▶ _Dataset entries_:
···
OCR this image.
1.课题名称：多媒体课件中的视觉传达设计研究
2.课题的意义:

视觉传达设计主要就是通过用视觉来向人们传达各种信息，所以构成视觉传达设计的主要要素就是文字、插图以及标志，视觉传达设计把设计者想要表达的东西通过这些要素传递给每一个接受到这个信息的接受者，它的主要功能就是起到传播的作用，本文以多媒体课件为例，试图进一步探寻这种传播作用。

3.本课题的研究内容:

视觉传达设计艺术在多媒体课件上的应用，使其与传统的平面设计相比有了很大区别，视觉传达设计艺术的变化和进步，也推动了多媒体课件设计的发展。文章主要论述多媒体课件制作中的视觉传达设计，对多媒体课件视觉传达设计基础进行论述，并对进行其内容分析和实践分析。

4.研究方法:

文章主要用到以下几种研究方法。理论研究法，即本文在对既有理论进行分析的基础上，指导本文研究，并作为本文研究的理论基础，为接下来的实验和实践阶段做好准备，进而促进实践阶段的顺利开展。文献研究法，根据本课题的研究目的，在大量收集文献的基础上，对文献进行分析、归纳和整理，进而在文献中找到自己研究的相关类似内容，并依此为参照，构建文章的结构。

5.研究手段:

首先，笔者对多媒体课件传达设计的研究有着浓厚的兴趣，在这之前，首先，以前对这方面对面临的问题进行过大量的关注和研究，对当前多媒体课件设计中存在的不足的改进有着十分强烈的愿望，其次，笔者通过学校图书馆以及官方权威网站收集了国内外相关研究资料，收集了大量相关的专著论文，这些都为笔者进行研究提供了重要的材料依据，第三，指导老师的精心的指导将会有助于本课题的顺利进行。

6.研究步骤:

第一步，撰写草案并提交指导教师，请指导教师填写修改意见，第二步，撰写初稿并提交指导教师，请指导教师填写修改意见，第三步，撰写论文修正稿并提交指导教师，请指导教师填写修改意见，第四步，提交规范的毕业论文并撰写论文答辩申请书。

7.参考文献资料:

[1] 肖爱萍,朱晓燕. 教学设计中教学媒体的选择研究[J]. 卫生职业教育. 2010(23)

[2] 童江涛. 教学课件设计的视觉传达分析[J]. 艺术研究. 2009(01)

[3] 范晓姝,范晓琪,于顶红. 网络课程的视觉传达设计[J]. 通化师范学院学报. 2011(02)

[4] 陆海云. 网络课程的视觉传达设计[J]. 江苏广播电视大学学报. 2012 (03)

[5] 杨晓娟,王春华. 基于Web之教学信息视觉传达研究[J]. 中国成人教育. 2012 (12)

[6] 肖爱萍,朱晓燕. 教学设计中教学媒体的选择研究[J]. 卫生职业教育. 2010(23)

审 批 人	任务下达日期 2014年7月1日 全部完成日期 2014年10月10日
···
▶ _Required work_: Go through the records and copy each line with "网络课程的视觉传达设计" in it.

▶ _Result for this task_:
[3] 范晓姝,范晓琪,于顶红. 网络课程的视觉传达设计[J]. 通化师范学院学报. 2011(02)
[4] 陆海云. 网络课程的视觉传达设计[J]. 江苏广播电视大学学报. 2012 (03)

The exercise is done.